• **RECORDS FOR THE TASK**
+--
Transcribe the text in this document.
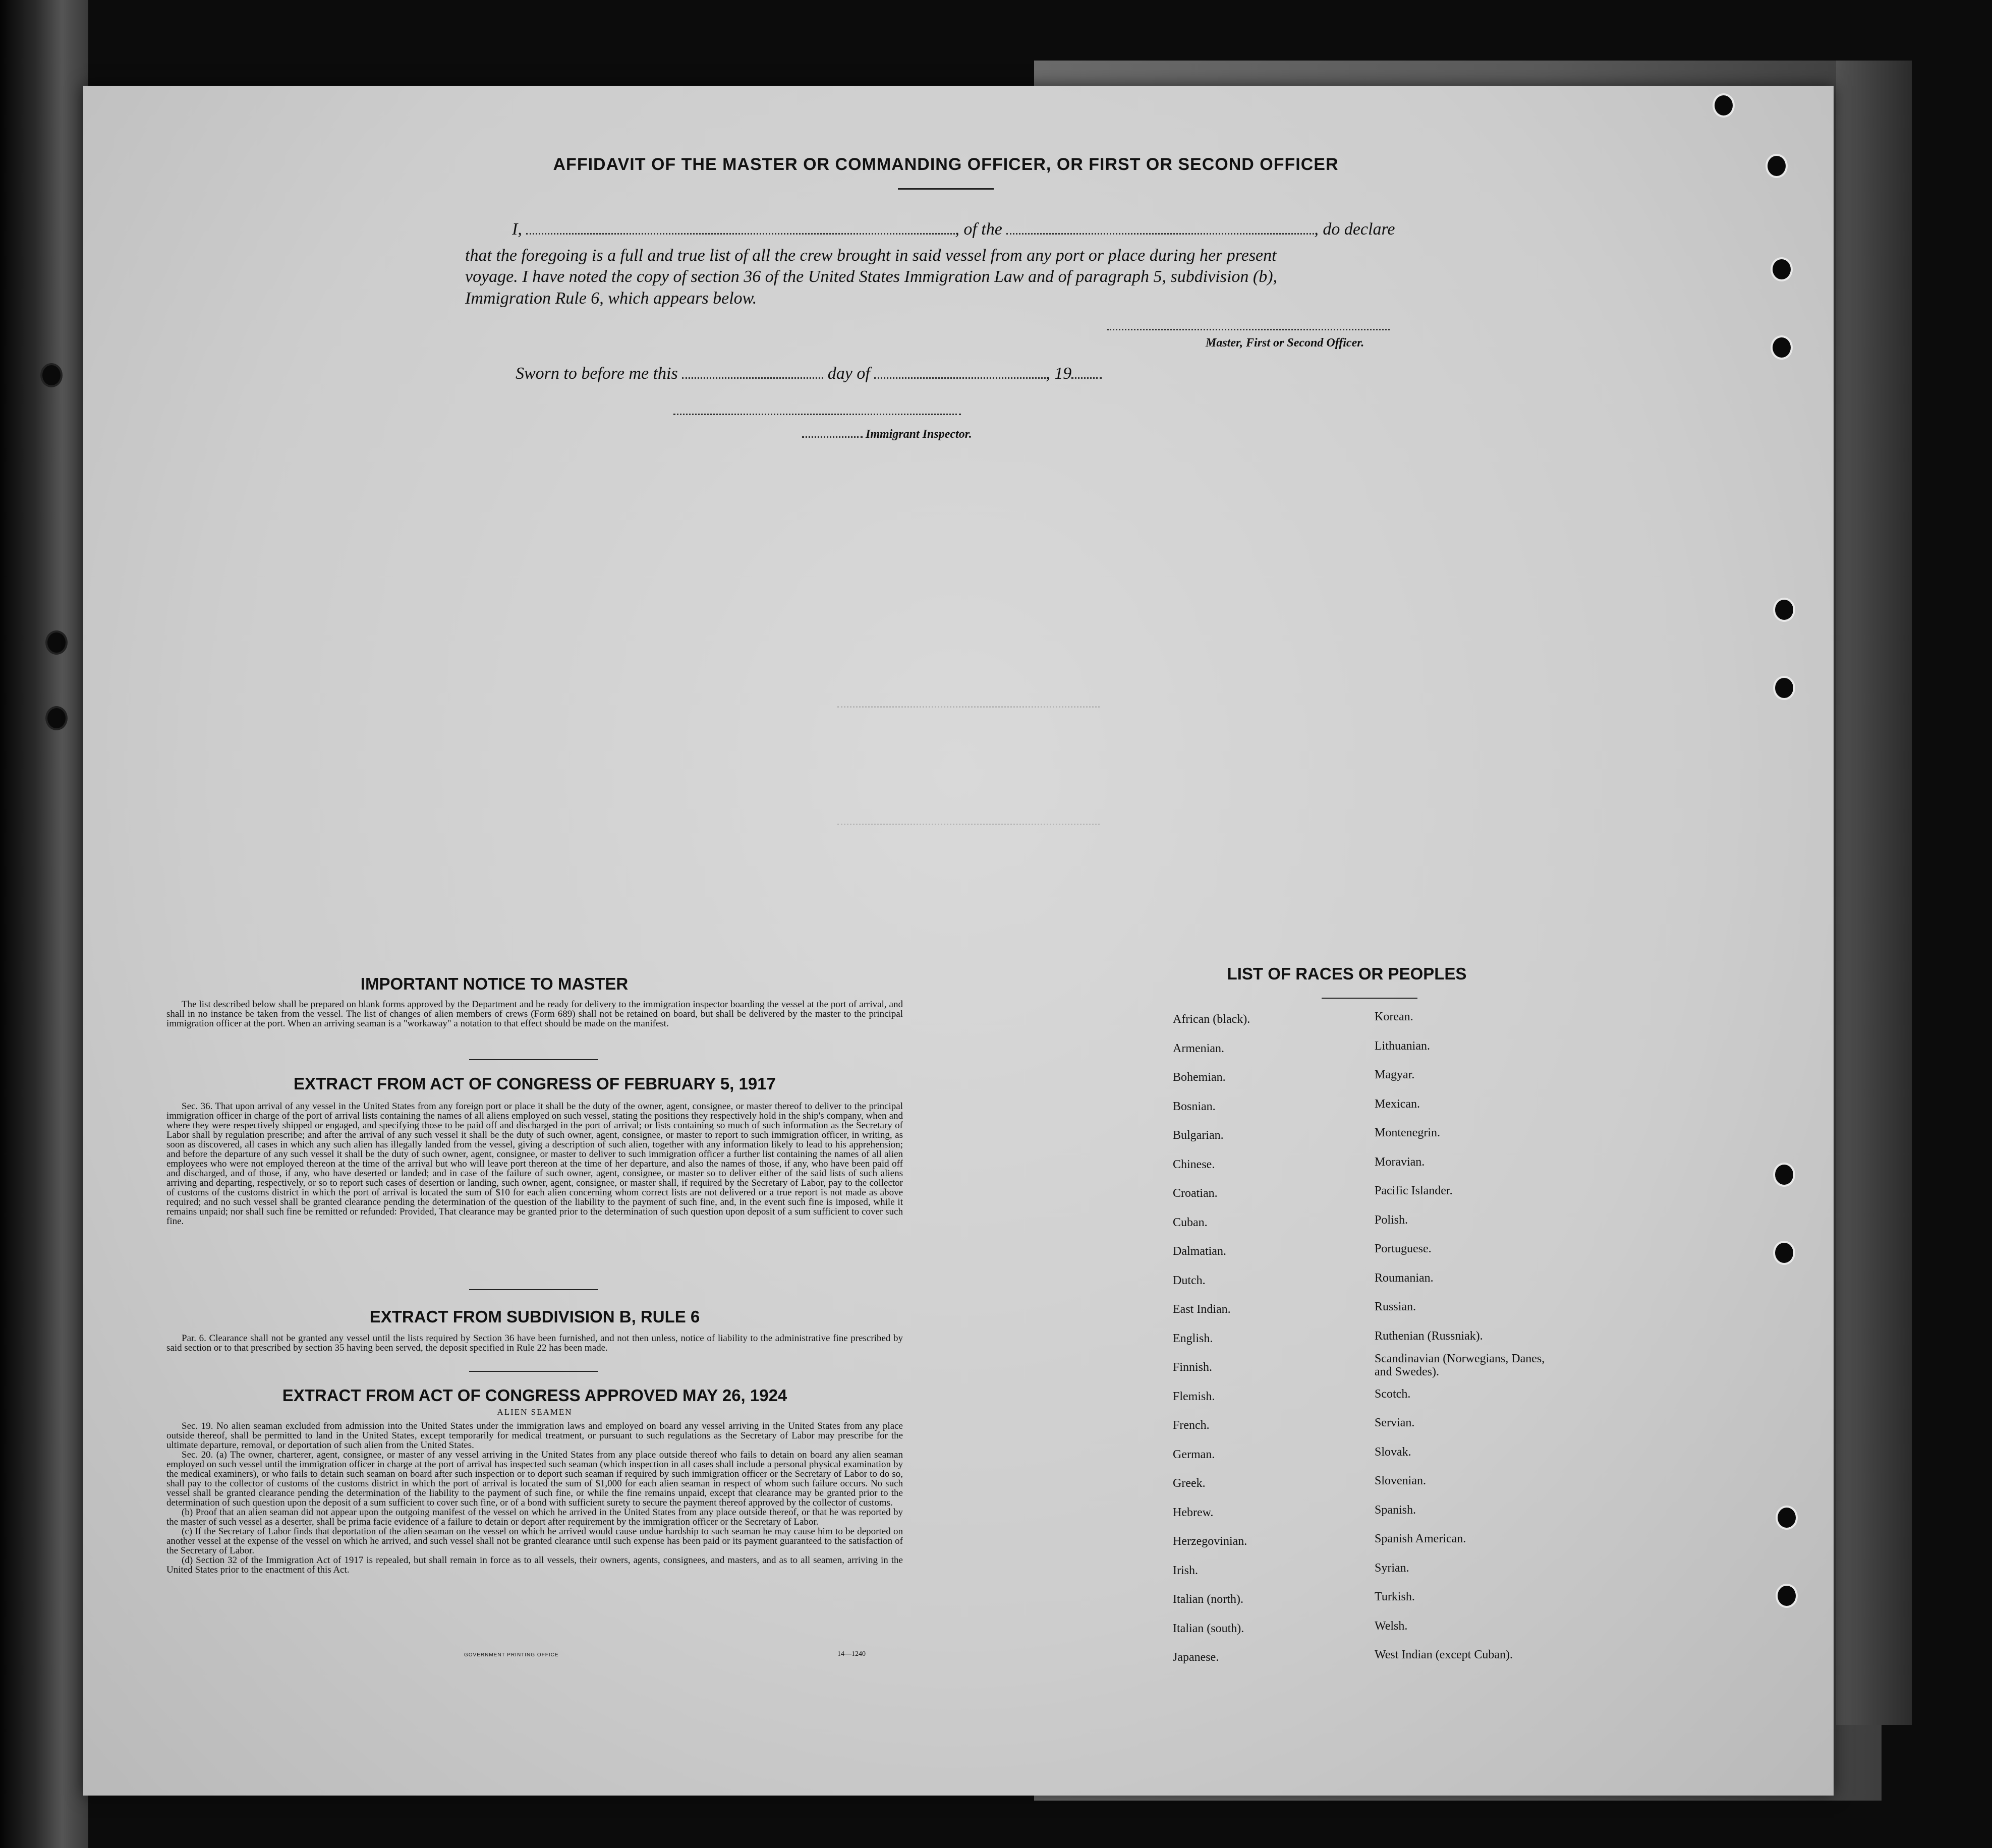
AFFIDAVIT OF THE MASTER OR COMMANDING OFFICER, OR FIRST OR SECOND OFFICER
I,	, of the	, do declare
that the foregoing is a full and true list of all the crew brought in said vessel from any port or place during her present
voyage. I have noted the copy of section 36 of the United States Immigration Law and of paragraph 5, subdivision (b),
Immigration Rule 6, which appears below.
Master, First or Second Officer.
Sworn to before me this	day of	, 19
Immigrant Inspector.
IMPORTANT NOTICE TO MASTER

The list described below shall be prepared on blank forms approved by the Department and be ready for delivery to the immigration inspector boarding the vessel at the port of arrival, and shall in no instance be taken from the vessel. The list of changes of alien members of crews (Form 689) shall not be retained on board, but shall be delivered by the master to the principal immigration officer at the port. When an arriving seaman is a "workaway" a notation to that effect should be made on the manifest.

EXTRACT FROM ACT OF CONGRESS OF FEBRUARY 5, 1917

Sec. 36. That upon arrival of any vessel in the United States from any foreign port or place it shall be the duty of the owner, agent, consignee, or master thereof to deliver to the principal immigration officer in charge of the port of arrival lists containing the names of all aliens employed on such vessel, stating the positions they respectively hold in the ship's company, when and where they were respectively shipped or engaged, and specifying those to be paid off and discharged in the port of arrival; or lists containing so much of such information as the Secretary of Labor shall by regulation prescribe; and after the arrival of any such vessel it shall be the duty of such owner, agent, consignee, or master to report to such immigration officer, in writing, as soon as discovered, all cases in which any such alien has illegally landed from the vessel, giving a description of such alien, together with any information likely to lead to his apprehension; and before the departure of any such vessel it shall be the duty of such owner, agent, consignee, or master to deliver to such immigration officer a further list containing the names of all alien employees who were not employed thereon at the time of the arrival but who will leave port thereon at the time of her departure, and also the names of those, if any, who have been paid off and discharged, and of those, if any, who have deserted or landed; and in case of the failure of such owner, agent, consignee, or master so to deliver either of the said lists of such aliens arriving and departing, respectively, or so to report such cases of desertion or landing, such owner, agent, consignee, or master shall, if required by the Secretary of Labor, pay to the collector of customs of the customs district in which the port of arrival is located the sum of $10 for each alien concerning whom correct lists are not delivered or a true report is not made as above required; and no such vessel shall be granted clearance pending the determination of the question of the liability to the payment of such fine, and, in the event such fine is imposed, while it remains unpaid; nor shall such fine be remitted or refunded: Provided, That clearance may be granted prior to the determination of such question upon deposit of a sum sufficient to cover such fine.

EXTRACT FROM SUBDIVISION B, RULE 6

Par. 6. Clearance shall not be granted any vessel until the lists required by Section 36 have been furnished, and not then unless, notice of liability to the administrative fine prescribed by said section or to that prescribed by section 35 having been served, the deposit specified in Rule 22 has been made.

EXTRACT FROM ACT OF CONGRESS APPROVED MAY 26, 1924
ALIEN SEAMEN

Sec. 19. No alien seaman excluded from admission into the United States under the immigration laws and employed on board any vessel arriving in the United States from any place outside thereof, shall be permitted to land in the United States, except temporarily for medical treatment, or pursuant to such regulations as the Secretary of Labor may prescribe for the ultimate departure, removal, or deportation of such alien from the United States.

Sec. 20. (a) The owner, charterer, agent, consignee, or master of any vessel arriving in the United States from any place outside thereof who fails to detain on board any alien seaman employed on such vessel until the immigration officer in charge at the port of arrival has inspected such seaman (which inspection in all cases shall include a personal physical examination by the medical examiners), or who fails to detain such seaman on board after such inspection or to deport such seaman if required by such immigration officer or the Secretary of Labor to do so, shall pay to the collector of customs of the customs district in which the port of arrival is located the sum of $1,000 for each alien seaman in respect of whom such failure occurs. No such vessel shall be granted clearance pending the determination of the liability to the payment of such fine, or while the fine remains unpaid, except that clearance may be granted prior to the determination of such question upon the deposit of a sum sufficient to cover such fine, or of a bond with sufficient surety to secure the payment thereof approved by the collector of customs.

(b) Proof that an alien seaman did not appear upon the outgoing manifest of the vessel on which he arrived in the United States from any place outside thereof, or that he was reported by the master of such vessel as a deserter, shall be prima facie evidence of a failure to detain or deport after requirement by the immigration officer or the Secretary of Labor.

(c) If the Secretary of Labor finds that deportation of the alien seaman on the vessel on which he arrived would cause undue hardship to such seaman he may cause him to be deported on another vessel at the expense of the vessel on which he arrived, and such vessel shall not be granted clearance until such expense has been paid or its payment guaranteed to the satisfaction of the Secretary of Labor.

(d) Section 32 of the Immigration Act of 1917 is repealed, but shall remain in force as to all vessels, their owners, agents, consignees, and masters, and as to all seamen, arriving in the United States prior to the enactment of this Act.

GOVERNMENT PRINTING OFFICE	14—1240
LIST OF RACES OR PEOPLES
African (black).
Armenian.
Bohemian.
Bosnian.
Bulgarian.
Chinese.
Croatian.
Cuban.
Dalmatian.
Dutch.
East Indian.
English.
Finnish.
Flemish.
French.
German.
Greek.
Hebrew.
Herzegovinian.
Irish.
Italian (north).
Italian (south).
Japanese.
Korean.
Lithuanian.
Magyar.
Mexican.
Montenegrin.
Moravian.
Pacific Islander.
Polish.
Portuguese.
Roumanian.
Russian.
Ruthenian (Russniak).
Scandinavian (Norwegians, Danes, and Swedes).
Scotch.
Servian.
Slovak.
Slovenian.
Spanish.
Spanish American.
Syrian.
Turkish.
Welsh.
West Indian (except Cuban).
+--
Reproduce the records above exactly, leaving out every picture they contain.

• **WRITTEN SOLUTION**
Transcribe the text in this document.
AFFIDAVIT OF THE MASTER OR COMMANDING OFFICER, OR FIRST OR SECOND OFFICER
I,	, of the	, do declare
that the foregoing is a full and true list of all the crew brought in said vessel from any port or place during her present
voyage. I have noted the copy of section 36 of the United States Immigration Law and of paragraph 5, subdivision (b),
Immigration Rule 6, which appears below.
Master, First or Second Officer.
Sworn to before me this	day of	, 19
Immigrant Inspector.
IMPORTANT NOTICE TO MASTER

The list described below shall be prepared on blank forms approved by the Department and be ready for delivery to the immigration inspector boarding the vessel at the port of arrival, and shall in no instance be taken from the vessel. The list of changes of alien members of crews (Form 689) shall not be retained on board, but shall be delivered by the master to the principal immigration officer at the port. When an arriving seaman is a "workaway" a notation to that effect should be made on the manifest.

EXTRACT FROM ACT OF CONGRESS OF FEBRUARY 5, 1917

Sec. 36. That upon arrival of any vessel in the United States from any foreign port or place it shall be the duty of the owner, agent, consignee, or master thereof to deliver to the principal immigration officer in charge of the port of arrival lists containing the names of all aliens employed on such vessel, stating the positions they respectively hold in the ship's company, when and where they were respectively shipped or engaged, and specifying those to be paid off and discharged in the port of arrival; or lists containing so much of such information as the Secretary of Labor shall by regulation prescribe; and after the arrival of any such vessel it shall be the duty of such owner, agent, consignee, or master to report to such immigration officer, in writing, as soon as discovered, all cases in which any such alien has illegally landed from the vessel, giving a description of such alien, together with any information likely to lead to his apprehension; and before the departure of any such vessel it shall be the duty of such owner, agent, consignee, or master to deliver to such immigration officer a further list containing the names of all alien employees who were not employed thereon at the time of the arrival but who will leave port thereon at the time of her departure, and also the names of those, if any, who have been paid off and discharged, and of those, if any, who have deserted or landed; and in case of the failure of such owner, agent, consignee, or master so to deliver either of the said lists of such aliens arriving and departing, respectively, or so to report such cases of desertion or landing, such owner, agent, consignee, or master shall, if required by the Secretary of Labor, pay to the collector of customs of the customs district in which the port of arrival is located the sum of $10 for each alien concerning whom correct lists are not delivered or a true report is not made as above required; and no such vessel shall be granted clearance pending the determination of the question of the liability to the payment of such fine, and, in the event such fine is imposed, while it remains unpaid; nor shall such fine be remitted or refunded: Provided, That clearance may be granted prior to the determination of such question upon deposit of a sum sufficient to cover such fine.

EXTRACT FROM SUBDIVISION B, RULE 6

Par. 6. Clearance shall not be granted any vessel until the lists required by Section 36 have been furnished, and not then unless, notice of liability to the administrative fine prescribed by said section or to that prescribed by section 35 having been served, the deposit specified in Rule 22 has been made.

EXTRACT FROM ACT OF CONGRESS APPROVED MAY 26, 1924
ALIEN SEAMEN

Sec. 19. No alien seaman excluded from admission into the United States under the immigration laws and employed on board any vessel arriving in the United States from any place outside thereof, shall be permitted to land in the United States, except temporarily for medical treatment, or pursuant to such regulations as the Secretary of Labor may prescribe for the ultimate departure, removal, or deportation of such alien from the United States.

Sec. 20. (a) The owner, charterer, agent, consignee, or master of any vessel arriving in the United States from any place outside thereof who fails to detain on board any alien seaman employed on such vessel until the immigration officer in charge at the port of arrival has inspected such seaman (which inspection in all cases shall include a personal physical examination by the medical examiners), or who fails to detain such seaman on board after such inspection or to deport such seaman if required by such immigration officer or the Secretary of Labor to do so, shall pay to the collector of customs of the customs district in which the port of arrival is located the sum of $1,000 for each alien seaman in respect of whom such failure occurs. No such vessel shall be granted clearance pending the determination of the liability to the payment of such fine, or while the fine remains unpaid, except that clearance may be granted prior to the determination of such question upon the deposit of a sum sufficient to cover such fine, or of a bond with sufficient surety to secure the payment thereof approved by the collector of customs.

(b) Proof that an alien seaman did not appear upon the outgoing manifest of the vessel on which he arrived in the United States from any place outside thereof, or that he was reported by the master of such vessel as a deserter, shall be prima facie evidence of a failure to detain or deport after requirement by the immigration officer or the Secretary of Labor.

(c) If the Secretary of Labor finds that deportation of the alien seaman on the vessel on which he arrived would cause undue hardship to such seaman he may cause him to be deported on another vessel at the expense of the vessel on which he arrived, and such vessel shall not be granted clearance until such expense has been paid or its payment guaranteed to the satisfaction of the Secretary of Labor.

(d) Section 32 of the Immigration Act of 1917 is repealed, but shall remain in force as to all vessels, their owners, agents, consignees, and masters, and as to all seamen, arriving in the United States prior to the enactment of this Act.

GOVERNMENT PRINTING OFFICE	14—1240
LIST OF RACES OR PEOPLES
African (black).
Armenian.
Bohemian.
Bosnian.
Bulgarian.
Chinese.
Croatian.
Cuban.
Dalmatian.
Dutch.
East Indian.
English.
Finnish.
Flemish.
French.
German.
Greek.
Hebrew.
Herzegovinian.
Irish.
Italian (north).
Italian (south).
Japanese.
Korean.
Lithuanian.
Magyar.
Mexican.
Montenegrin.
Moravian.
Pacific Islander.
Polish.
Portuguese.
Roumanian.
Russian.
Ruthenian (Russniak).
Scandinavian (Norwegians, Danes, and Swedes).
Scotch.
Servian.
Slovak.
Slovenian.
Spanish.
Spanish American.
Syrian.
Turkish.
Welsh.
West Indian (except Cuban).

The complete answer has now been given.